» DATASET ENTRIES:
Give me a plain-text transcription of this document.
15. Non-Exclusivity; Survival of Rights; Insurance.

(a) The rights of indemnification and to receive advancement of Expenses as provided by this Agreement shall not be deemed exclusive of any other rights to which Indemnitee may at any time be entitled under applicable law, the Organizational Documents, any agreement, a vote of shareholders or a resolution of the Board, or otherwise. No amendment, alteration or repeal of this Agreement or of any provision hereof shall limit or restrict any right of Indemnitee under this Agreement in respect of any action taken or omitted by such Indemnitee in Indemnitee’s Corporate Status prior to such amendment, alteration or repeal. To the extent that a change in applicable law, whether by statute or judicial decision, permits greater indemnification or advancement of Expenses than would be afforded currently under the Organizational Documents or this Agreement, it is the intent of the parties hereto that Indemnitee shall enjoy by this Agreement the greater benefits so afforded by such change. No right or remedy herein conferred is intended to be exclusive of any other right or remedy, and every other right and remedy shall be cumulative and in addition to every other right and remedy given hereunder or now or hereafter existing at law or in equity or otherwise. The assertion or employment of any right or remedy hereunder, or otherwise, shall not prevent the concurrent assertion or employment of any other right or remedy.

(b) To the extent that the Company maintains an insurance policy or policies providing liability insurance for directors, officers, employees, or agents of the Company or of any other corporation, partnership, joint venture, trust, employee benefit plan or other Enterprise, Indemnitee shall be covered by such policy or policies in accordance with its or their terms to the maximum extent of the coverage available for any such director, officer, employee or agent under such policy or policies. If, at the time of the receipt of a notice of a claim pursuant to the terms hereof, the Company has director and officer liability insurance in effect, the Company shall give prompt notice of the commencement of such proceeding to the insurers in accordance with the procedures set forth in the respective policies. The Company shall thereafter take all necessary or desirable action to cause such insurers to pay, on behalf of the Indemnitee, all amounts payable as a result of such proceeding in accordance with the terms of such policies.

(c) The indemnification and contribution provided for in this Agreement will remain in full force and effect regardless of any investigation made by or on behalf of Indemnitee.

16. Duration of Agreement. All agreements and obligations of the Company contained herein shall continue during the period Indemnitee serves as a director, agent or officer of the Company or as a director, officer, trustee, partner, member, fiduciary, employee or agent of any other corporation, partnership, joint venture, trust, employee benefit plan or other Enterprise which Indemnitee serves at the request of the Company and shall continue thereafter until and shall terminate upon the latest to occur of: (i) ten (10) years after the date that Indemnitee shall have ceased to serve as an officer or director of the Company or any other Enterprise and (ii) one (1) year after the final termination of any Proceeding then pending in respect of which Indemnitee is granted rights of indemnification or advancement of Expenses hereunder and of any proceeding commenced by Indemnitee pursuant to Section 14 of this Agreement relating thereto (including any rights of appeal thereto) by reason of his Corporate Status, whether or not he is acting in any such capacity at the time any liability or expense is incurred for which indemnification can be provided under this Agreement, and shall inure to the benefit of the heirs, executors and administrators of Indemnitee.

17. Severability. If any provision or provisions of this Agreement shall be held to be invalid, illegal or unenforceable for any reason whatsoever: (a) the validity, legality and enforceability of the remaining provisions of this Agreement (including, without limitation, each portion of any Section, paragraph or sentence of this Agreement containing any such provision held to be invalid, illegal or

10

» THE REQUEST: Nothing in the data may differ; print all of it exactly as written.

» OUTPUT OF THE EXERCISE:
Give me a plain-text transcription of this document.
15. Non-Exclusivity; Survival of Rights; Insurance.

(a) The rights of indemnification and to receive advancement of Expenses as provided by this Agreement shall not be deemed exclusive of any other rights to which Indemnitee may at any time be entitled under applicable law, the Organizational Documents, any agreement, a vote of shareholders or a resolution of the Board, or otherwise. No amendment, alteration or repeal of this Agreement or of any provision hereof shall limit or restrict any right of Indemnitee under this Agreement in respect of any action taken or omitted by such Indemnitee in Indemnitee’s Corporate Status prior to such amendment, alteration or repeal. To the extent that a change in applicable law, whether by statute or judicial decision, permits greater indemnification or advancement of Expenses than would be afforded currently under the Organizational Documents or this Agreement, it is the intent of the parties hereto that Indemnitee shall enjoy by this Agreement the greater benefits so afforded by such change. No right or remedy herein conferred is intended to be exclusive of any other right or remedy, and every other right and remedy shall be cumulative and in addition to every other right and remedy given hereunder or now or hereafter existing at law or in equity or otherwise. The assertion or employment of any right or remedy hereunder, or otherwise, shall not prevent the concurrent assertion or employment of any other right or remedy.

(b) To the extent that the Company maintains an insurance policy or policies providing liability insurance for directors, officers, employees, or agents of the Company or of any other corporation, partnership, joint venture, trust, employee benefit plan or other Enterprise, Indemnitee shall be covered by such policy or policies in accordance with its or their terms to the maximum extent of the coverage available for any such director, officer, employee or agent under such policy or policies. If, at the time of the receipt of a notice of a claim pursuant to the terms hereof, the Company has director and officer liability insurance in effect, the Company shall give prompt notice of the commencement of such proceeding to the insurers in accordance with the procedures set forth in the respective policies. The Company shall thereafter take all necessary or desirable action to cause such insurers to pay, on behalf of the Indemnitee, all amounts payable as a result of such proceeding in accordance with the terms of such policies.

(c) The indemnification and contribution provided for in this Agreement will remain in full force and effect regardless of any investigation made by or on behalf of Indemnitee.

16. Duration of Agreement. All agreements and obligations of the Company contained herein shall continue during the period Indemnitee serves as a director, agent or officer of the Company or as a director, officer, trustee, partner, member, fiduciary, employee or agent of any other corporation, partnership, joint venture, trust, employee benefit plan or other Enterprise which Indemnitee serves at the request of the Company and shall continue thereafter until and shall terminate upon the latest to occur of: (i) ten (10) years after the date that Indemnitee shall have ceased to serve as an officer or director of the Company or any other Enterprise and (ii) one (1) year after the final termination of any Proceeding then pending in respect of which Indemnitee is granted rights of indemnification or advancement of Expenses hereunder and of any proceeding commenced by Indemnitee pursuant to Section 14 of this Agreement relating thereto (including any rights of appeal thereto) by reason of his Corporate Status, whether or not he is acting in any such capacity at the time any liability or expense is incurred for which indemnification can be provided under this Agreement, and shall inure to the benefit of the heirs, executors and administrators of Indemnitee.

17. Severability. If any provision or provisions of this Agreement shall be held to be invalid, illegal or unenforceable for any reason whatsoever: (a) the validity, legality and enforceability of the remaining provisions of this Agreement (including, without limitation, each portion of any Section, paragraph or sentence of this Agreement containing any such provision held to be invalid, illegal or

10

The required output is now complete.